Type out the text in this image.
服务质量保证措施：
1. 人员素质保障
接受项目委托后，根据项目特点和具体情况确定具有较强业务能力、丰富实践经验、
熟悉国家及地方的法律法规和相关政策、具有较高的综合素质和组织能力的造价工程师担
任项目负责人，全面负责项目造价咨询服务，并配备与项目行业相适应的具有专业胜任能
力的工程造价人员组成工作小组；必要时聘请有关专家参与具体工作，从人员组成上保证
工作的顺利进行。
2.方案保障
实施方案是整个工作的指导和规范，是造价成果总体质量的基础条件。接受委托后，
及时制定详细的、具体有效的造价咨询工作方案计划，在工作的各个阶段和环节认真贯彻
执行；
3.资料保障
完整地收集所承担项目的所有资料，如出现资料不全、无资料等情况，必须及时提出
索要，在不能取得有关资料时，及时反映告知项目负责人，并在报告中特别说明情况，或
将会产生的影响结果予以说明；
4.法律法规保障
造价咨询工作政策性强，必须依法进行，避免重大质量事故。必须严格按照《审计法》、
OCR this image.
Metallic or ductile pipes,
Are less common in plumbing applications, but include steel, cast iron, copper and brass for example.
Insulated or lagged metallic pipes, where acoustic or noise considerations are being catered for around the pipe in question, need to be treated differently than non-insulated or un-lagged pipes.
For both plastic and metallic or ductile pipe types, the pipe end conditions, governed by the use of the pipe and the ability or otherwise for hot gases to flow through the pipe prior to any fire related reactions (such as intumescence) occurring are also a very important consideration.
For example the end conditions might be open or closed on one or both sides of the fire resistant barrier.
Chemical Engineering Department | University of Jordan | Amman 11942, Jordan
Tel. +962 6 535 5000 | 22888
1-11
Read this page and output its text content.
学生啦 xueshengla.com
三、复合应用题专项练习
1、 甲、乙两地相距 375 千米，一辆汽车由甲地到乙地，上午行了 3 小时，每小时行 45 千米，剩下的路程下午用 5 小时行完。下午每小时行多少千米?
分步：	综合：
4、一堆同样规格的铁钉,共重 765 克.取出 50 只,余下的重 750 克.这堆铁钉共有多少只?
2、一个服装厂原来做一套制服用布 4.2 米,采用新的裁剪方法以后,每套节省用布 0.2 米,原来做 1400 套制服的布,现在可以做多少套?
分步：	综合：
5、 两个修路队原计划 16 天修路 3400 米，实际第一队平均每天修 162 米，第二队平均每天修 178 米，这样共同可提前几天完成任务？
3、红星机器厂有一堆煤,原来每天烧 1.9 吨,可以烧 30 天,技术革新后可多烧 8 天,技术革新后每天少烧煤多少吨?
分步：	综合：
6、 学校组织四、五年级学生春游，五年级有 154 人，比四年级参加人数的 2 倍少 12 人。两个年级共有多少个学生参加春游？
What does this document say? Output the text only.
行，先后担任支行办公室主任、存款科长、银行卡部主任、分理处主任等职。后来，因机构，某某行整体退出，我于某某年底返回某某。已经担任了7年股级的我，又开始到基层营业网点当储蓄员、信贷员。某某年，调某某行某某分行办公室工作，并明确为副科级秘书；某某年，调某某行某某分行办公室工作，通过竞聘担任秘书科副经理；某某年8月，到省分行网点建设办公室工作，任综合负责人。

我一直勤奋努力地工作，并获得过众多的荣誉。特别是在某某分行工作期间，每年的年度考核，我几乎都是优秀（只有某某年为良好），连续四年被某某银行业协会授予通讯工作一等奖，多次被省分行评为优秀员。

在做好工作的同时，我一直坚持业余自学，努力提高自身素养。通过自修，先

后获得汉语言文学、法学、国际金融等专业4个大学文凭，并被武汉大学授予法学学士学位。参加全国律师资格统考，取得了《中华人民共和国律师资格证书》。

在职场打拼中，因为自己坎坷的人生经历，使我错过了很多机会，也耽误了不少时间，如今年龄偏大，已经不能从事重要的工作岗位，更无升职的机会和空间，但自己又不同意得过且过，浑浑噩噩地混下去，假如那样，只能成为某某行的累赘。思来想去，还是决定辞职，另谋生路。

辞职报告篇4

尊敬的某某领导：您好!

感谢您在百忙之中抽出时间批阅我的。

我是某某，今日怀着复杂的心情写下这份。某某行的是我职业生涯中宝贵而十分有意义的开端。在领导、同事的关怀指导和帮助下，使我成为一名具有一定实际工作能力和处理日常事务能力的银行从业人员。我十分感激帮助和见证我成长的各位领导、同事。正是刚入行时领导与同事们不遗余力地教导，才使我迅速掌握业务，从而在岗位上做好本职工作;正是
◇ ◇ ◇ ◇ ◇ ◇ ◇
THE TASK: Give all of the entries again, word for word.

THE COMPLETED TASK:
Type out the text in this image.
服务质量保证措施：
1. 人员素质保障
接受项目委托后，根据项目特点和具体情况确定具有较强业务能力、丰富实践经验、
熟悉国家及地方的法律法规和相关政策、具有较高的综合素质和组织能力的造价工程师担
任项目负责人，全面负责项目造价咨询服务，并配备与项目行业相适应的具有专业胜任能
力的工程造价人员组成工作小组；必要时聘请有关专家参与具体工作，从人员组成上保证
工作的顺利进行。
2.方案保障
实施方案是整个工作的指导和规范，是造价成果总体质量的基础条件。接受委托后，
及时制定详细的、具体有效的造价咨询工作方案计划，在工作的各个阶段和环节认真贯彻
执行；
3.资料保障
完整地收集所承担项目的所有资料，如出现资料不全、无资料等情况，必须及时提出
索要，在不能取得有关资料时，及时反映告知项目负责人，并在报告中特别说明情况，或
将会产生的影响结果予以说明；
4.法律法规保障
造价咨询工作政策性强，必须依法进行，避免重大质量事故。必须严格按照《审计法》、
OCR this image.
Metallic or ductile pipes,
Are less common in plumbing applications, but include steel, cast iron, copper and brass for example.
Insulated or lagged metallic pipes, where acoustic or noise considerations are being catered for around the pipe in question, need to be treated differently than non-insulated or un-lagged pipes.
For both plastic and metallic or ductile pipe types, the pipe end conditions, governed by the use of the pipe and the ability or otherwise for hot gases to flow through the pipe prior to any fire related reactions (such as intumescence) occurring are also a very important consideration.
For example the end conditions might be open or closed on one or both sides of the fire resistant barrier.
Chemical Engineering Department | University of Jordan | Amman 11942, Jordan
Tel. +962 6 535 5000 | 22888
1-11
Read this page and output its text content.
学生啦 xueshengla.com
三、复合应用题专项练习
1、 甲、乙两地相距 375 千米，一辆汽车由甲地到乙地，上午行了 3 小时，每小时行 45 千米，剩下的路程下午用 5 小时行完。下午每小时行多少千米?
分步：	综合：
4、一堆同样规格的铁钉,共重 765 克.取出 50 只,余下的重 750 克.这堆铁钉共有多少只?
2、一个服装厂原来做一套制服用布 4.2 米,采用新的裁剪方法以后,每套节省用布 0.2 米,原来做 1400 套制服的布,现在可以做多少套?
分步：	综合：
5、 两个修路队原计划 16 天修路 3400 米，实际第一队平均每天修 162 米，第二队平均每天修 178 米，这样共同可提前几天完成任务？
3、红星机器厂有一堆煤,原来每天烧 1.9 吨,可以烧 30 天,技术革新后可多烧 8 天,技术革新后每天少烧煤多少吨?
分步：	综合：
6、 学校组织四、五年级学生春游，五年级有 154 人，比四年级参加人数的 2 倍少 12 人。两个年级共有多少个学生参加春游？
What does this document say? Output the text only.
行，先后担任支行办公室主任、存款科长、银行卡部主任、分理处主任等职。后来，因机构，某某行整体退出，我于某某年底返回某某。已经担任了7年股级的我，又开始到基层营业网点当储蓄员、信贷员。某某年，调某某行某某分行办公室工作，并明确为副科级秘书；某某年，调某某行某某分行办公室工作，通过竞聘担任秘书科副经理；某某年8月，到省分行网点建设办公室工作，任综合负责人。

我一直勤奋努力地工作，并获得过众多的荣誉。特别是在某某分行工作期间，每年的年度考核，我几乎都是优秀（只有某某年为良好），连续四年被某某银行业协会授予通讯工作一等奖，多次被省分行评为优秀员。

在做好工作的同时，我一直坚持业余自学，努力提高自身素养。通过自修，先

后获得汉语言文学、法学、国际金融等专业4个大学文凭，并被武汉大学授予法学学士学位。参加全国律师资格统考，取得了《中华人民共和国律师资格证书》。

在职场打拼中，因为自己坎坷的人生经历，使我错过了很多机会，也耽误了不少时间，如今年龄偏大，已经不能从事重要的工作岗位，更无升职的机会和空间，但自己又不同意得过且过，浑浑噩噩地混下去，假如那样，只能成为某某行的累赘。思来想去，还是决定辞职，另谋生路。

辞职报告篇4

尊敬的某某领导：您好!

感谢您在百忙之中抽出时间批阅我的。

我是某某，今日怀着复杂的心情写下这份。某某行的是我职业生涯中宝贵而十分有意义的开端。在领导、同事的关怀指导和帮助下，使我成为一名具有一定实际工作能力和处理日常事务能力的银行从业人员。我十分感激帮助和见证我成长的各位领导、同事。正是刚入行时领导与同事们不遗余力地教导，才使我迅速掌握业务，从而在岗位上做好本职工作;正是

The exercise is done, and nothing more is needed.